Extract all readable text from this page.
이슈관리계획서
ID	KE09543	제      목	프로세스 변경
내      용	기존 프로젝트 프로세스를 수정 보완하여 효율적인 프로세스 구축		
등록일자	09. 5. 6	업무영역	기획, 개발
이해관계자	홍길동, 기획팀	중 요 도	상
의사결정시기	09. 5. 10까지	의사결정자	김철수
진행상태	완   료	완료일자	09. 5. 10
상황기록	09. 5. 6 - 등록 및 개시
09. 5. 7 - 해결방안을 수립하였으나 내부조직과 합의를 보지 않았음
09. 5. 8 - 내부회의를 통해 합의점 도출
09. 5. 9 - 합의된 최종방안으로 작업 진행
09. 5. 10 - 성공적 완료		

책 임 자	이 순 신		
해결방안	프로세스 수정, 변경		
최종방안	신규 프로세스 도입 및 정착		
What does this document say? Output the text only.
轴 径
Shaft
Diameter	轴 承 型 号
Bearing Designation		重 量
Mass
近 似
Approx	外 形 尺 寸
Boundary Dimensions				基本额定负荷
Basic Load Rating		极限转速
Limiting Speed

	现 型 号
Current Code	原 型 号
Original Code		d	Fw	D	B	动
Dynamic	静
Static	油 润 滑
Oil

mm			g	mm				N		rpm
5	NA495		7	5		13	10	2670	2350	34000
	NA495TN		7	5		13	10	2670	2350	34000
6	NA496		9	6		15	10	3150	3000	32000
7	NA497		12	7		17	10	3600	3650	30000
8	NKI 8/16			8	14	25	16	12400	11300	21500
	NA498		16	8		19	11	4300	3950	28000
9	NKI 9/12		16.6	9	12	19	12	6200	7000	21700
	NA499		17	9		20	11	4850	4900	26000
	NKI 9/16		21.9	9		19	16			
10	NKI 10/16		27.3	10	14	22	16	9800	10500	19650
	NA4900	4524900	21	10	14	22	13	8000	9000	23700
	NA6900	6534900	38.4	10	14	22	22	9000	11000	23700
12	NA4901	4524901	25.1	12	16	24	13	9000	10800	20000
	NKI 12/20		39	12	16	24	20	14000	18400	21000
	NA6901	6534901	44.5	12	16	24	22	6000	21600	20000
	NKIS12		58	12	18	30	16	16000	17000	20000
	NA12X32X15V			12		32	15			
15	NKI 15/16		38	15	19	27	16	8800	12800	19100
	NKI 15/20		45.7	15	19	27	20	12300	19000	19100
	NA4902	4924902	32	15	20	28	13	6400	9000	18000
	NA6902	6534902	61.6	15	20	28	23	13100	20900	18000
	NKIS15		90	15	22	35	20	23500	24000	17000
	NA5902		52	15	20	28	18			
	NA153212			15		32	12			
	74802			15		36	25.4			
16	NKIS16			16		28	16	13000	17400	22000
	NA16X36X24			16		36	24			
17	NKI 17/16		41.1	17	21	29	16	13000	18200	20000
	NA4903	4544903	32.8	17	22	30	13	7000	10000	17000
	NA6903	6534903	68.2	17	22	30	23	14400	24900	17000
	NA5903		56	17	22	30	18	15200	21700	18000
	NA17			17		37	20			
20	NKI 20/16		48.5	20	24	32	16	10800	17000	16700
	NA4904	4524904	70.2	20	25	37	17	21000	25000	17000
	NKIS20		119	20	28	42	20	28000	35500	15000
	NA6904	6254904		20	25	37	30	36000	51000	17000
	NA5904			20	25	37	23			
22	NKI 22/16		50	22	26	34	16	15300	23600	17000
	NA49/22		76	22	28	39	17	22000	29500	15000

*DIRECTIONS*: Set down exactly what runs from the line with "What does this" to the last line of the data above, including both of those lines and no others.

*RESULT*:
What does this document say? Output the text only.
轴 径
Shaft
Diameter	轴 承 型 号
Bearing Designation		重 量
Mass
近 似
Approx	外 形 尺 寸
Boundary Dimensions				基本额定负荷
Basic Load Rating		极限转速
Limiting Speed

	现 型 号
Current Code	原 型 号
Original Code		d	Fw	D	B	动
Dynamic	静
Static	油 润 滑
Oil

mm			g	mm				N		rpm
5	NA495		7	5		13	10	2670	2350	34000
	NA495TN		7	5		13	10	2670	2350	34000
6	NA496		9	6		15	10	3150	3000	32000
7	NA497		12	7		17	10	3600	3650	30000
8	NKI 8/16			8	14	25	16	12400	11300	21500
	NA498		16	8		19	11	4300	3950	28000
9	NKI 9/12		16.6	9	12	19	12	6200	7000	21700
	NA499		17	9		20	11	4850	4900	26000
	NKI 9/16		21.9	9		19	16			
10	NKI 10/16		27.3	10	14	22	16	9800	10500	19650
	NA4900	4524900	21	10	14	22	13	8000	9000	23700
	NA6900	6534900	38.4	10	14	22	22	9000	11000	23700
12	NA4901	4524901	25.1	12	16	24	13	9000	10800	20000
	NKI 12/20		39	12	16	24	20	14000	18400	21000
	NA6901	6534901	44.5	12	16	24	22	6000	21600	20000
	NKIS12		58	12	18	30	16	16000	17000	20000
	NA12X32X15V			12		32	15			
15	NKI 15/16		38	15	19	27	16	8800	12800	19100
	NKI 15/20		45.7	15	19	27	20	12300	19000	19100
	NA4902	4924902	32	15	20	28	13	6400	9000	18000
	NA6902	6534902	61.6	15	20	28	23	13100	20900	18000
	NKIS15		90	15	22	35	20	23500	24000	17000
	NA5902		52	15	20	28	18			
	NA153212			15		32	12			
	74802			15		36	25.4			
16	NKIS16			16		28	16	13000	17400	22000
	NA16X36X24			16		36	24			
17	NKI 17/16		41.1	17	21	29	16	13000	18200	20000
	NA4903	4544903	32.8	17	22	30	13	7000	10000	17000
	NA6903	6534903	68.2	17	22	30	23	14400	24900	17000
	NA5903		56	17	22	30	18	15200	21700	18000
	NA17			17		37	20			
20	NKI 20/16		48.5	20	24	32	16	10800	17000	16700
	NA4904	4524904	70.2	20	25	37	17	21000	25000	17000
	NKIS20		119	20	28	42	20	28000	35500	15000
	NA6904	6254904		20	25	37	30	36000	51000	17000
	NA5904			20	25	37	23			
22	NKI 22/16		50	22	26	34	16	15300	23600	17000
	NA49/22		76	22	28	39	17	22000	29500	15000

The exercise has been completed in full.